▶ [Problem description]
Filter the entries that follow, copying every line in which the word "image" appears.

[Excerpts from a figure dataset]
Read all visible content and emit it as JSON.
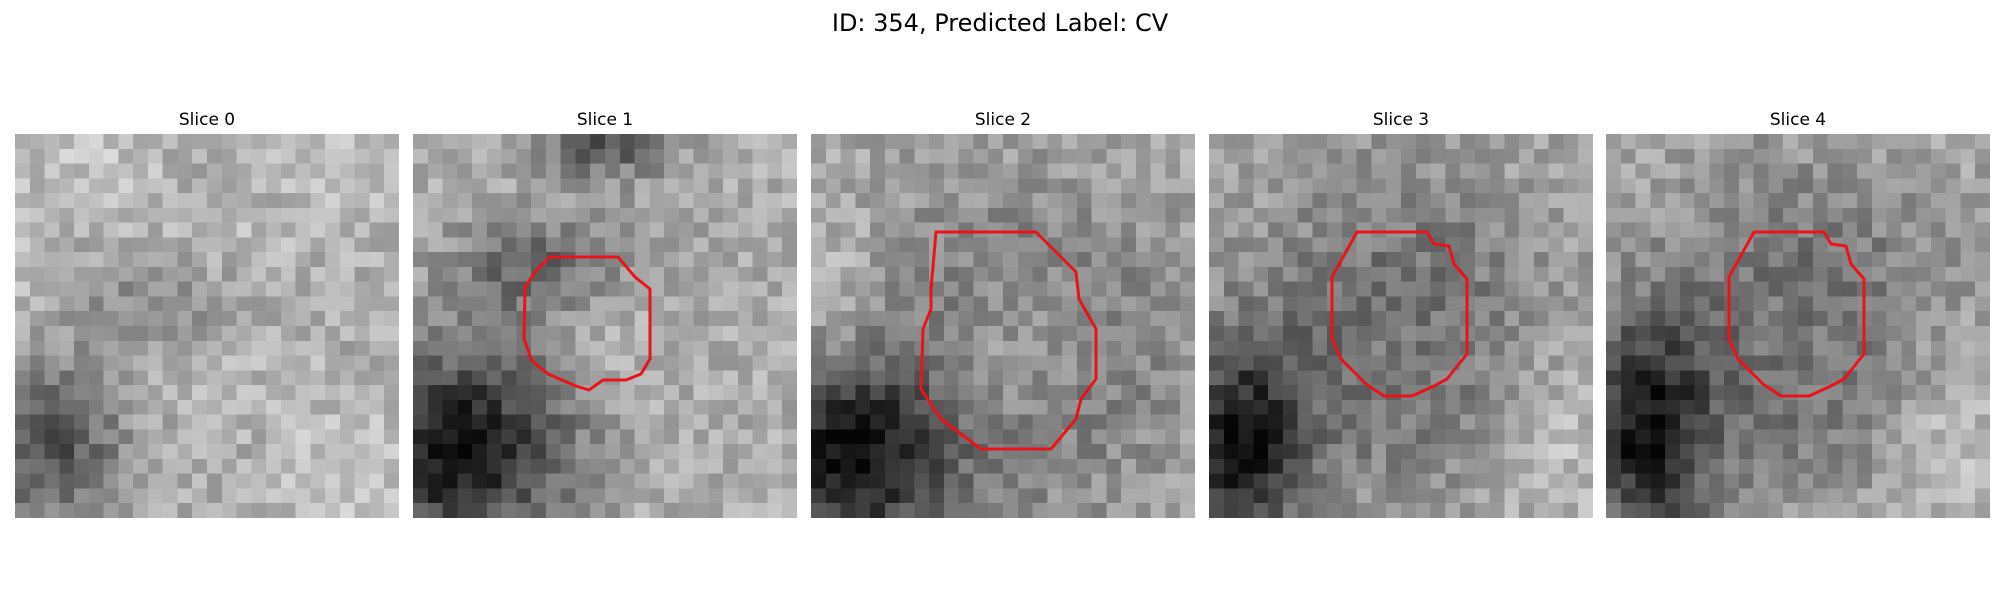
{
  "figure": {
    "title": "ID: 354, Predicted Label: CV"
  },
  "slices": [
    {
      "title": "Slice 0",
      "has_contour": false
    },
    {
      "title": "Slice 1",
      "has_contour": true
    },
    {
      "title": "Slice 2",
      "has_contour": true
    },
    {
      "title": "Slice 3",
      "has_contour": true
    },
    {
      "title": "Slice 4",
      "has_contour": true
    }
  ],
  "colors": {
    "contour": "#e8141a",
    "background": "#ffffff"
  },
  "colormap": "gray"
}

--

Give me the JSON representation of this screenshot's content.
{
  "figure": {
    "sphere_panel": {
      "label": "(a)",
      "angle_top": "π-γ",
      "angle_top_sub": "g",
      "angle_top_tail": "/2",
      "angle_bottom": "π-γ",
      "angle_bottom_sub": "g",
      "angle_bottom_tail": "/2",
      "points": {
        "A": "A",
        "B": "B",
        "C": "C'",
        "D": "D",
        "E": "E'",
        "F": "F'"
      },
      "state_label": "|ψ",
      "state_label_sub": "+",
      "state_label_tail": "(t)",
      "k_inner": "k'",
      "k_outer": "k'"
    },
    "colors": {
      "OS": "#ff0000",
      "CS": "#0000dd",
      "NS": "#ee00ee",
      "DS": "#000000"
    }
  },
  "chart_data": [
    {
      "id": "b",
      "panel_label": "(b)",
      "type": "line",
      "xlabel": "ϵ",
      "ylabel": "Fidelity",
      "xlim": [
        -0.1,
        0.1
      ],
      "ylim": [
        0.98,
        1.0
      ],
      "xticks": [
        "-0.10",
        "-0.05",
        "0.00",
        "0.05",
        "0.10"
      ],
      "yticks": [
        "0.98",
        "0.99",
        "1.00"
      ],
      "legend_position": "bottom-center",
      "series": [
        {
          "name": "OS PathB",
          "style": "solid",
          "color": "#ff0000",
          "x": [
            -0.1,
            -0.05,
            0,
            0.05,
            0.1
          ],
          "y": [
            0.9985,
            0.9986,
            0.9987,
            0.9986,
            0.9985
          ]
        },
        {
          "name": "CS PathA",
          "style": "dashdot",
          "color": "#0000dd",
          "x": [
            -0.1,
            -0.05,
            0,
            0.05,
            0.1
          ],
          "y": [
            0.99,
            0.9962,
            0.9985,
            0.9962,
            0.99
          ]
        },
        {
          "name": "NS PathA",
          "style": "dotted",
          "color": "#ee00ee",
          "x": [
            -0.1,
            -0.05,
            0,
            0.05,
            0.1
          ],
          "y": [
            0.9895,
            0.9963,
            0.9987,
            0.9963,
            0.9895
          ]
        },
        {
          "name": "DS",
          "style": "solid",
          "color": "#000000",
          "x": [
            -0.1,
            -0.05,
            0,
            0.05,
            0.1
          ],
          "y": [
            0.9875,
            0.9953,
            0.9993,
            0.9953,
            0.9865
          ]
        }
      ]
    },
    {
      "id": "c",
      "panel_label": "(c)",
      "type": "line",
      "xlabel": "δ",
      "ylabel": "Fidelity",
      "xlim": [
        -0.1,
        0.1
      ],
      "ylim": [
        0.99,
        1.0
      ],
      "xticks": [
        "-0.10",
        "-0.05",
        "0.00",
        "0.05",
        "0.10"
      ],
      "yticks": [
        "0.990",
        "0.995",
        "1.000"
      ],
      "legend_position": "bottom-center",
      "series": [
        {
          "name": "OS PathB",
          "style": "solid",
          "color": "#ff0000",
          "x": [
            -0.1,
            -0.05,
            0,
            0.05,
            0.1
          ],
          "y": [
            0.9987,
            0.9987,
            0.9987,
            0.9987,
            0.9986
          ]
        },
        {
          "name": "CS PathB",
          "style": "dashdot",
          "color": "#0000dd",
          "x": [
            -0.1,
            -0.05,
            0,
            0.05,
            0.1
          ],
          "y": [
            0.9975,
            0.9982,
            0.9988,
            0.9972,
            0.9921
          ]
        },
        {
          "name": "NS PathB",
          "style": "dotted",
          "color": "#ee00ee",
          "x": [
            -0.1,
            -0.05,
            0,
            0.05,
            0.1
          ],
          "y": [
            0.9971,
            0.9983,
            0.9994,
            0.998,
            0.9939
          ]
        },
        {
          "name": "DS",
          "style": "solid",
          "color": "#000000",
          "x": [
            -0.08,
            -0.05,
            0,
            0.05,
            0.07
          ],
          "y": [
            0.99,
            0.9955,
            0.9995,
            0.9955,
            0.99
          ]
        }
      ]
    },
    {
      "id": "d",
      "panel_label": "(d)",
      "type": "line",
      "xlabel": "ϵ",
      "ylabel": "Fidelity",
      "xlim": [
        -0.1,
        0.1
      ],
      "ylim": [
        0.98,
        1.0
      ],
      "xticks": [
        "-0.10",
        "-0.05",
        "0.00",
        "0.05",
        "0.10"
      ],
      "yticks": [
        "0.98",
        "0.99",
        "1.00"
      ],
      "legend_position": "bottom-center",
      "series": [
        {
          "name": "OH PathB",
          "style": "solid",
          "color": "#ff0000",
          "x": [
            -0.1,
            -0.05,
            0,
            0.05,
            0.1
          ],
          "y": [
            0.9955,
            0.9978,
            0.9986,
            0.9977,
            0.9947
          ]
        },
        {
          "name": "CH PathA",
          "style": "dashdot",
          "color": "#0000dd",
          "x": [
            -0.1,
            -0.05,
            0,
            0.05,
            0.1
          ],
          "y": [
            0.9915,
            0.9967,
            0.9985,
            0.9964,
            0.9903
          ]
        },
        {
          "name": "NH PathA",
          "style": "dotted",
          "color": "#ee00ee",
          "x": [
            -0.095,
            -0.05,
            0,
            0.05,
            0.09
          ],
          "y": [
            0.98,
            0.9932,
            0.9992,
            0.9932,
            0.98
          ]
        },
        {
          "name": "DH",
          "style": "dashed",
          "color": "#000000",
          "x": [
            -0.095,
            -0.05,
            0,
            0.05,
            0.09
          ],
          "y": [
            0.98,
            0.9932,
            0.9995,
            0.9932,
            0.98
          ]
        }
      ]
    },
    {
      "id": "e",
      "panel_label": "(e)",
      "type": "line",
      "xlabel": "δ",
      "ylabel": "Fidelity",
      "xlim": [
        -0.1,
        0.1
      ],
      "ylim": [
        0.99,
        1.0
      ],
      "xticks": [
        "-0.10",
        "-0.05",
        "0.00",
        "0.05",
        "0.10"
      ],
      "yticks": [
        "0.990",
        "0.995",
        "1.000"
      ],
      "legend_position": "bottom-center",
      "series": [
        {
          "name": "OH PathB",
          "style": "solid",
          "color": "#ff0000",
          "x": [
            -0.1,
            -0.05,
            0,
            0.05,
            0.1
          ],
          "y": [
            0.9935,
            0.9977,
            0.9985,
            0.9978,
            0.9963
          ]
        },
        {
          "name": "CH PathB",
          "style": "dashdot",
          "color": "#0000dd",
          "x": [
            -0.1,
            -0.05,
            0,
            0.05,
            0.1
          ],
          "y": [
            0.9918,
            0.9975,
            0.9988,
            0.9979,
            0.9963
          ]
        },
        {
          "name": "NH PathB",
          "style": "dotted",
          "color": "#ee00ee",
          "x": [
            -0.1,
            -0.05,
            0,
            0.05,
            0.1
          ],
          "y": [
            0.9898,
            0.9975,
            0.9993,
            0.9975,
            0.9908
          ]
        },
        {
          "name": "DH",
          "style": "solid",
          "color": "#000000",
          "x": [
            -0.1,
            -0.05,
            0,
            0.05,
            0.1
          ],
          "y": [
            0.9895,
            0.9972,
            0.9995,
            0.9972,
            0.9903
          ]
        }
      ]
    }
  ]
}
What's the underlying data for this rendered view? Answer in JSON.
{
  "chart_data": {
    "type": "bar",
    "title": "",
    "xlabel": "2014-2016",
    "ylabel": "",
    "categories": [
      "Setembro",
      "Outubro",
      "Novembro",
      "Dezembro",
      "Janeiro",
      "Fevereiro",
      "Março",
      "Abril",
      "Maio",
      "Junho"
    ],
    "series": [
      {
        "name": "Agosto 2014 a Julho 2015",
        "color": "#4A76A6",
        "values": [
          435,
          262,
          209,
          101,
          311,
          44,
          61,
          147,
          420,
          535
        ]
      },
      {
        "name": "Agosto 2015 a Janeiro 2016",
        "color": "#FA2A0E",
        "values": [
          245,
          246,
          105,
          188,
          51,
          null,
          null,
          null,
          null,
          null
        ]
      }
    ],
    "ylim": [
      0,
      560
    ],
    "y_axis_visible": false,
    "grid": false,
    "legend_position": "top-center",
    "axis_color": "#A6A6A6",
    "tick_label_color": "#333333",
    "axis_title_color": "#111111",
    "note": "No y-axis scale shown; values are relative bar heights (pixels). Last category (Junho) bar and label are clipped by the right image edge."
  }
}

...

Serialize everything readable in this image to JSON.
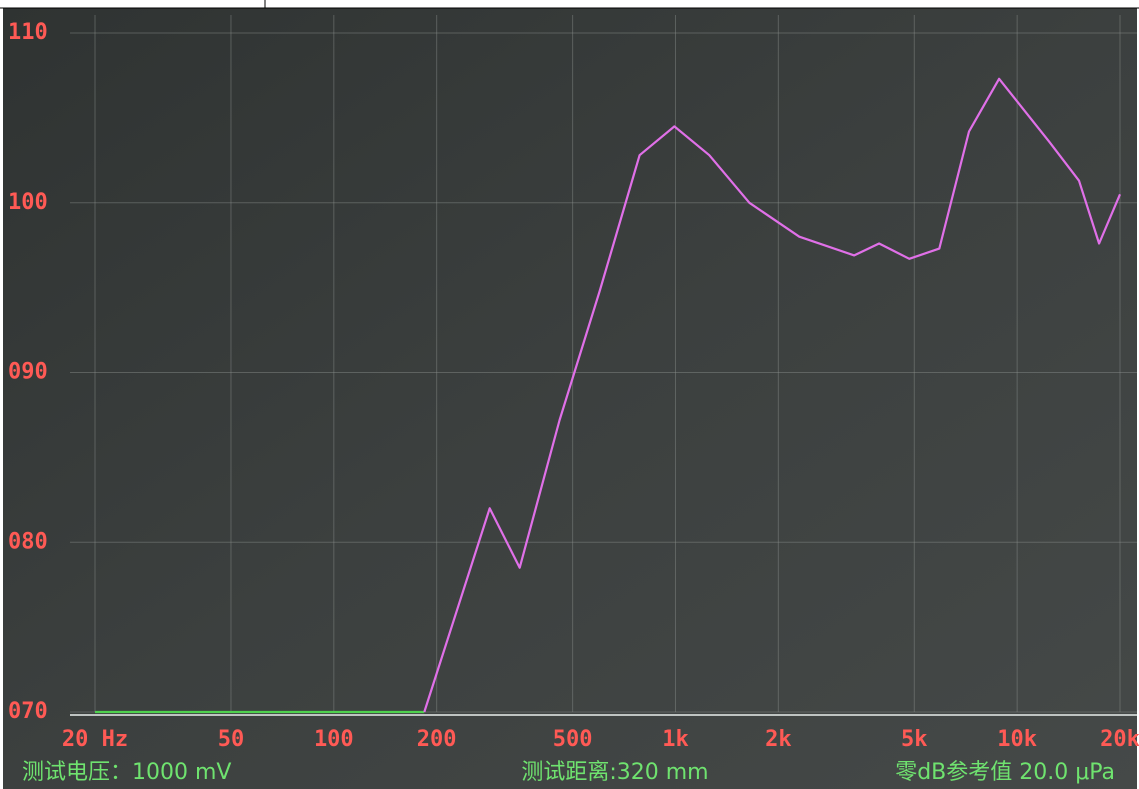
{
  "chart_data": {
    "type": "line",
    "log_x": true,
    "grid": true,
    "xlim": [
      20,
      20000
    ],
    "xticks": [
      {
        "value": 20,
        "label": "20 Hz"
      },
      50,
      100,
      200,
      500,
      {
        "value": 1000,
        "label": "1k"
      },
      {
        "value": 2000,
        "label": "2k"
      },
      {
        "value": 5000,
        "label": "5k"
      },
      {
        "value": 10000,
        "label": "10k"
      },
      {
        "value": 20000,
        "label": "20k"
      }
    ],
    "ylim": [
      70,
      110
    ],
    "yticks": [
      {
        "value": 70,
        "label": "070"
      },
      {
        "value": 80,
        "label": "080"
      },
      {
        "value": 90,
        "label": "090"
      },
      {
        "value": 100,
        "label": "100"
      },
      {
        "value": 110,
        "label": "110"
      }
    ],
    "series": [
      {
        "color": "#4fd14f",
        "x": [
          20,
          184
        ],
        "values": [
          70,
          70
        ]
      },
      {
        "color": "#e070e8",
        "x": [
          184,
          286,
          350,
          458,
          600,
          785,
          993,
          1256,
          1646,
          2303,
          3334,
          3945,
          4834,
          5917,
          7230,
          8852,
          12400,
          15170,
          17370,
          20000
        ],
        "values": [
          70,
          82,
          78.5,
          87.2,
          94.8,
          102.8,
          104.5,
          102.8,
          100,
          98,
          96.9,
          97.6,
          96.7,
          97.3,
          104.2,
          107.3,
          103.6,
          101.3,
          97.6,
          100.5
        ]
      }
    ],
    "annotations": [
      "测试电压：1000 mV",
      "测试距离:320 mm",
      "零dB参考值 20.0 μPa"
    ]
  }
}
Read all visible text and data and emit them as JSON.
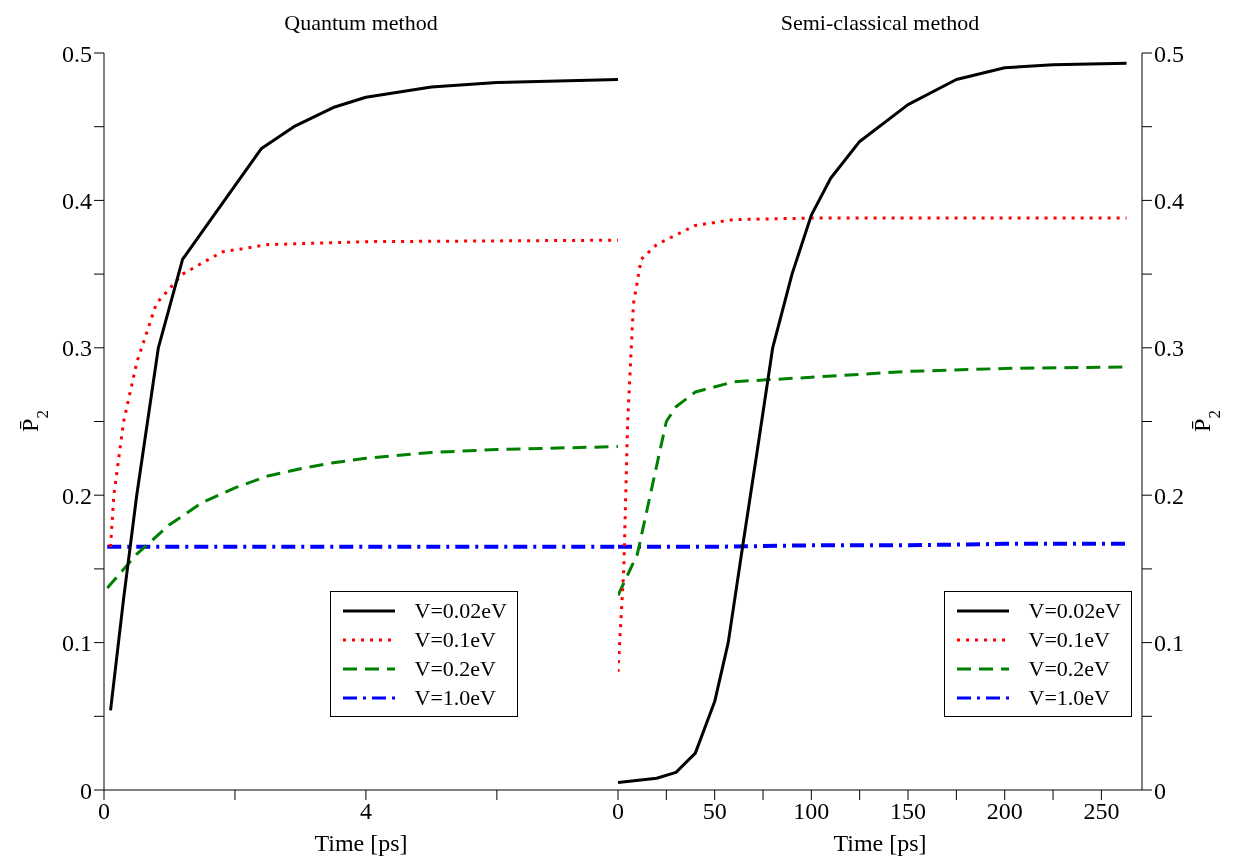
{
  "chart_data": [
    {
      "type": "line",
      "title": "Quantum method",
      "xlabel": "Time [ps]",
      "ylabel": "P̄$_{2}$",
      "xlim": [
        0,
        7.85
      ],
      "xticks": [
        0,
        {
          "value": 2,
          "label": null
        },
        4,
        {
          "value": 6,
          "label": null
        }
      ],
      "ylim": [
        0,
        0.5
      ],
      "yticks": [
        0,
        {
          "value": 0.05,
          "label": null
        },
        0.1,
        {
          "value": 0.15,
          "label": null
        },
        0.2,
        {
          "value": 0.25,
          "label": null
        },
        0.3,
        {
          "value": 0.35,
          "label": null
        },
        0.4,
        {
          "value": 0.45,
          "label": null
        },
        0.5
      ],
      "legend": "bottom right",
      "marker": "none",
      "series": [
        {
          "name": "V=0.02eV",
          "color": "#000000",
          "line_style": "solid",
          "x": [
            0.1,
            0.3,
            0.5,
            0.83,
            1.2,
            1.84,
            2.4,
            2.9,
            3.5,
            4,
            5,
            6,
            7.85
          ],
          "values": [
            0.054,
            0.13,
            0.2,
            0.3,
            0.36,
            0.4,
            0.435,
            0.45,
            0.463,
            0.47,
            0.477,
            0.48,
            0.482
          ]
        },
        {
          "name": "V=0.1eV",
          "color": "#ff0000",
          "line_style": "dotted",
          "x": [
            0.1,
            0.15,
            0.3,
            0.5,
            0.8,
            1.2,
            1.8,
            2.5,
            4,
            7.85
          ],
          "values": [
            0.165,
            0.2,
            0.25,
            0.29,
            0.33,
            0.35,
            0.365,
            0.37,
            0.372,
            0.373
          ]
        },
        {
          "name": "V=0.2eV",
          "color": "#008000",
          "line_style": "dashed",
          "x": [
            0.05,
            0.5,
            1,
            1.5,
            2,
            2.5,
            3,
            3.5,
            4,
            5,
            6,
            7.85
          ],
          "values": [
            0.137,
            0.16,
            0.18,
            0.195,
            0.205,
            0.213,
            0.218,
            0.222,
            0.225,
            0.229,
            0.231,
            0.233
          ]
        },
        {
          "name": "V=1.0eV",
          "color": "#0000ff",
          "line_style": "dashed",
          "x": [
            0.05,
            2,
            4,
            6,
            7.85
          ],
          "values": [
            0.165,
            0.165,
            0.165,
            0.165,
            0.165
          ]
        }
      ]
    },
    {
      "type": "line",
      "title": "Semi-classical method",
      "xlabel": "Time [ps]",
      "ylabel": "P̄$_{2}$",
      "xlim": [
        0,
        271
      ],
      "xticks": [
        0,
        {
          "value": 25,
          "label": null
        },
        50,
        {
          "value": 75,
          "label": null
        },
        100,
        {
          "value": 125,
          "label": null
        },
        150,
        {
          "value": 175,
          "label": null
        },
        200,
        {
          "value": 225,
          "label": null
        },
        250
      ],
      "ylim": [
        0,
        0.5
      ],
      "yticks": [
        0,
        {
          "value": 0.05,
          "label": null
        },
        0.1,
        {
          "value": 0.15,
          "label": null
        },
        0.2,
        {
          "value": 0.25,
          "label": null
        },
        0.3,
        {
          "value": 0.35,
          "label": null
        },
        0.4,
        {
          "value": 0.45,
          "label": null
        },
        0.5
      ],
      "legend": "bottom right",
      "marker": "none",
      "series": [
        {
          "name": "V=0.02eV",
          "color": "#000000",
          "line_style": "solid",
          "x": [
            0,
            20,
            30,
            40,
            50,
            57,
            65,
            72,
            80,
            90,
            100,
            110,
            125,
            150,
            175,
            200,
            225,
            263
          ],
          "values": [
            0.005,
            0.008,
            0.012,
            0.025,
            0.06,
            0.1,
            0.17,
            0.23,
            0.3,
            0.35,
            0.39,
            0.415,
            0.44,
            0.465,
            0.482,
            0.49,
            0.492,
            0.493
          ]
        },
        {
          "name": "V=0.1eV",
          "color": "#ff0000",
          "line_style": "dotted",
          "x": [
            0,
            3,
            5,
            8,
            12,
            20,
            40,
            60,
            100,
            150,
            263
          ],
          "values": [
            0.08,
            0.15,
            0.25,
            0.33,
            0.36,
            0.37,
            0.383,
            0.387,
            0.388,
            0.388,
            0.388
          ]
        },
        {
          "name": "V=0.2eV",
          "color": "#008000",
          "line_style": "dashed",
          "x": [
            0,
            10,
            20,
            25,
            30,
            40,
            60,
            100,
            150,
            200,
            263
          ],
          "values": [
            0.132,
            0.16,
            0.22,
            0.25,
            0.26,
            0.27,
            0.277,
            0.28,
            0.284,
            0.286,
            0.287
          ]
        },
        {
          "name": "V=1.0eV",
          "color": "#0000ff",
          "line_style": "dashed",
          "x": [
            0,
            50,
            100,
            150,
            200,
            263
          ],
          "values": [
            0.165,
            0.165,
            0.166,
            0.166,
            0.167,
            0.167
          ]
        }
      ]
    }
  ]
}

▶ [Output below]
    "note": "No y-axis scale shown; values are relative bar heights (pixels). Last category (Junho) bar and label are clipped by the right image edge."
Serialize everything readable in this image to JSON.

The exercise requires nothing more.